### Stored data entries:
○ ○ ○ ○
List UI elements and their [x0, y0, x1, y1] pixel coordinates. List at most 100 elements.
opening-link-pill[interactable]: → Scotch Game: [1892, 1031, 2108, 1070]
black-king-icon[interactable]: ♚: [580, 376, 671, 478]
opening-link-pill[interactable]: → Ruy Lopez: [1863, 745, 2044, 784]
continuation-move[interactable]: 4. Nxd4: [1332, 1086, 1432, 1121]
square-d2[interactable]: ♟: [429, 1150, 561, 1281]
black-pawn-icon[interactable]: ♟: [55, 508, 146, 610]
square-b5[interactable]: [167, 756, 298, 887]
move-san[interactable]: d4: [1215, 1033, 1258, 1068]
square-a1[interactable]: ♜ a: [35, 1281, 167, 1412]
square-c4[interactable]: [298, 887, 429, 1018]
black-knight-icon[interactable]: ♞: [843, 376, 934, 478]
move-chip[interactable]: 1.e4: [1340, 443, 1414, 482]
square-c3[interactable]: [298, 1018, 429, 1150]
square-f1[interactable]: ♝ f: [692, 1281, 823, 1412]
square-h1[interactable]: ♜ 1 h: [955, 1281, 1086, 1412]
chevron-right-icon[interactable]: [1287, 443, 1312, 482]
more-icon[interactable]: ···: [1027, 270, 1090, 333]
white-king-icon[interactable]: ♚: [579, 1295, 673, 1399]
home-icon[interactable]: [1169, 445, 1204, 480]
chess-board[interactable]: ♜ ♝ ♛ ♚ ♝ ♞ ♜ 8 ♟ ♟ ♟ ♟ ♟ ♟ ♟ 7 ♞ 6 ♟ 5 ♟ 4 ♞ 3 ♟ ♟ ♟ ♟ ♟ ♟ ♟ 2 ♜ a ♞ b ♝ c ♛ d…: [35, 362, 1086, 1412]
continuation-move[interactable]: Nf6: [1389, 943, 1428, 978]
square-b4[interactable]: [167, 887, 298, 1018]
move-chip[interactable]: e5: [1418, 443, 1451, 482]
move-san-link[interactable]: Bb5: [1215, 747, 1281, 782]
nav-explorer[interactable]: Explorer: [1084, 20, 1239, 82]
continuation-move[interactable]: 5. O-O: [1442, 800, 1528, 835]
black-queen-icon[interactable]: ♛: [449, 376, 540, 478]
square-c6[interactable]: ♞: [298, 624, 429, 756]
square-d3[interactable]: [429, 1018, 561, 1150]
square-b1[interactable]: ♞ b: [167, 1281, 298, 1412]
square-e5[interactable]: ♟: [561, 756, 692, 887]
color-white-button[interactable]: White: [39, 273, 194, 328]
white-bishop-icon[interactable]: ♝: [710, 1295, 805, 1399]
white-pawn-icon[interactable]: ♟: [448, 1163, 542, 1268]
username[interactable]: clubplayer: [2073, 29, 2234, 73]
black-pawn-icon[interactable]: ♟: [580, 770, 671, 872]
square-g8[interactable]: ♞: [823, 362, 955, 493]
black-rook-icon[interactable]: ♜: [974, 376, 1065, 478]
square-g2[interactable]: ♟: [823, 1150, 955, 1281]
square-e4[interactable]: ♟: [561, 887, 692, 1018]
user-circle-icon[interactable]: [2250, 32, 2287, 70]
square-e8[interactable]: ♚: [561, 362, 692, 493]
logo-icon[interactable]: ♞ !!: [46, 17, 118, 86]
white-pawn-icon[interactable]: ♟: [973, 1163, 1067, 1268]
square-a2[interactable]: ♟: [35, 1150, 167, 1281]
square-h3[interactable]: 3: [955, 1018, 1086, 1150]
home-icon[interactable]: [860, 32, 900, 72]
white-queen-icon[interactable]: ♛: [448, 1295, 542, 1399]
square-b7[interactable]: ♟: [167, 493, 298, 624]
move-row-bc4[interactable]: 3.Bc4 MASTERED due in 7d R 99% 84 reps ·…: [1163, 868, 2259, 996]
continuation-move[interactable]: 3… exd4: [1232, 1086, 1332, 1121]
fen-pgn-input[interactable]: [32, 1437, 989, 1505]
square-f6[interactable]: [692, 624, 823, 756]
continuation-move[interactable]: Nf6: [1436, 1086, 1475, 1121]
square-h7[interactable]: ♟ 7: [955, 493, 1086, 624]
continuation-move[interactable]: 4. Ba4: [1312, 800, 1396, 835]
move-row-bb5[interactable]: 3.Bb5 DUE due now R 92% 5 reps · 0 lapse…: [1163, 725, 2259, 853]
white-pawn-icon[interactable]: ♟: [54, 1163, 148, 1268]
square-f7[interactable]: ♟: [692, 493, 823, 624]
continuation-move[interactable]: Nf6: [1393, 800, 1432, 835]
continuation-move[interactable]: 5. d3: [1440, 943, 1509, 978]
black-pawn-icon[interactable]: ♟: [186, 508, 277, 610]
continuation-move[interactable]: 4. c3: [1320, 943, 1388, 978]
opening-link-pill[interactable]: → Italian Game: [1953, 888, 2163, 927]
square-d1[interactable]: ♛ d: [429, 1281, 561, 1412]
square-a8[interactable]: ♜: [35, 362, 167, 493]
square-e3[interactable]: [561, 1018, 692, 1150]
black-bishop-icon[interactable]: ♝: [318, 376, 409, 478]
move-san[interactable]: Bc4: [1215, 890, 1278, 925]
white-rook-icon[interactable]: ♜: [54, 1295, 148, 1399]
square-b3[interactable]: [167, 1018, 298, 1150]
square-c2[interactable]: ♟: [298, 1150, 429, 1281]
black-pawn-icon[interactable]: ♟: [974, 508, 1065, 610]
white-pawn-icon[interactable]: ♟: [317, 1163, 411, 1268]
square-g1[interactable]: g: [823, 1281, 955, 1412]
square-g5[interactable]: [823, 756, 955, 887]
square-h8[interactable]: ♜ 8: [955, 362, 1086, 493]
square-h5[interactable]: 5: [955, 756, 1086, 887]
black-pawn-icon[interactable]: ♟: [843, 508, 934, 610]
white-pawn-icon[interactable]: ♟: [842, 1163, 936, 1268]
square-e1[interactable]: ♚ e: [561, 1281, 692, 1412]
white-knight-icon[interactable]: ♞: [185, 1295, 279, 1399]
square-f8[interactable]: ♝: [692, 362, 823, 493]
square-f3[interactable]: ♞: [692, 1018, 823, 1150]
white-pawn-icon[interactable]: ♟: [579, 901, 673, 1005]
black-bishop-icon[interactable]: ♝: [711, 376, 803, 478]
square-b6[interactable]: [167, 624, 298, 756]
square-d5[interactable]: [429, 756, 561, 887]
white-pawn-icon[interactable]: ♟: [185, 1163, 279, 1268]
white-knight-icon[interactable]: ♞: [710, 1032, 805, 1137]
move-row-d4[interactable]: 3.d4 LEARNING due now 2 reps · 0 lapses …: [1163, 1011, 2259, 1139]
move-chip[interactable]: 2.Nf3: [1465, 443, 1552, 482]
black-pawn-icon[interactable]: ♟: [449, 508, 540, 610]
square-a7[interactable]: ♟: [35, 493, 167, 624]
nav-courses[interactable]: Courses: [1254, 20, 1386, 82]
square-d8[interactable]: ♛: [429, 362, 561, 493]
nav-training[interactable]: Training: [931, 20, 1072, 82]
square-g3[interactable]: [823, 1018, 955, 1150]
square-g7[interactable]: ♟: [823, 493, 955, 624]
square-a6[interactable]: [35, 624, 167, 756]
○ ○ ○ ○
Extract, without any alteration, the lines running from the start of the stored data entries through the line that contains "square-e5[interactable]: ♟: [561, 756, 692, 887]", including both ends.

### CORRECT RESPONSE:
List UI elements and their [x0, y0, x1, y1] pixel coordinates. List at most 100 elements.
opening-link-pill[interactable]: → Scotch Game: [1892, 1031, 2108, 1070]
black-king-icon[interactable]: ♚: [580, 376, 671, 478]
opening-link-pill[interactable]: → Ruy Lopez: [1863, 745, 2044, 784]
continuation-move[interactable]: 4. Nxd4: [1332, 1086, 1432, 1121]
square-d2[interactable]: ♟: [429, 1150, 561, 1281]
black-pawn-icon[interactable]: ♟: [55, 508, 146, 610]
square-b5[interactable]: [167, 756, 298, 887]
move-san[interactable]: d4: [1215, 1033, 1258, 1068]
square-a1[interactable]: ♜ a: [35, 1281, 167, 1412]
square-c4[interactable]: [298, 887, 429, 1018]
black-knight-icon[interactable]: ♞: [843, 376, 934, 478]
move-chip[interactable]: 1.e4: [1340, 443, 1414, 482]
square-c3[interactable]: [298, 1018, 429, 1150]
square-f1[interactable]: ♝ f: [692, 1281, 823, 1412]
square-h1[interactable]: ♜ 1 h: [955, 1281, 1086, 1412]
chevron-right-icon[interactable]: [1287, 443, 1312, 482]
more-icon[interactable]: ···: [1027, 270, 1090, 333]
white-king-icon[interactable]: ♚: [579, 1295, 673, 1399]
home-icon[interactable]: [1169, 445, 1204, 480]
chess-board[interactable]: ♜ ♝ ♛ ♚ ♝ ♞ ♜ 8 ♟ ♟ ♟ ♟ ♟ ♟ ♟ 7 ♞ 6 ♟ 5 ♟ 4 ♞ 3 ♟ ♟ ♟ ♟ ♟ ♟ ♟ 2 ♜ a ♞ b ♝ c ♛ d…: [35, 362, 1086, 1412]
continuation-move[interactable]: Nf6: [1389, 943, 1428, 978]
square-b4[interactable]: [167, 887, 298, 1018]
move-chip[interactable]: e5: [1418, 443, 1451, 482]
move-san-link[interactable]: Bb5: [1215, 747, 1281, 782]
nav-explorer[interactable]: Explorer: [1084, 20, 1239, 82]
continuation-move[interactable]: 5. O-O: [1442, 800, 1528, 835]
black-queen-icon[interactable]: ♛: [449, 376, 540, 478]
square-c6[interactable]: ♞: [298, 624, 429, 756]
square-d3[interactable]: [429, 1018, 561, 1150]
square-b1[interactable]: ♞ b: [167, 1281, 298, 1412]
square-e5[interactable]: ♟: [561, 756, 692, 887]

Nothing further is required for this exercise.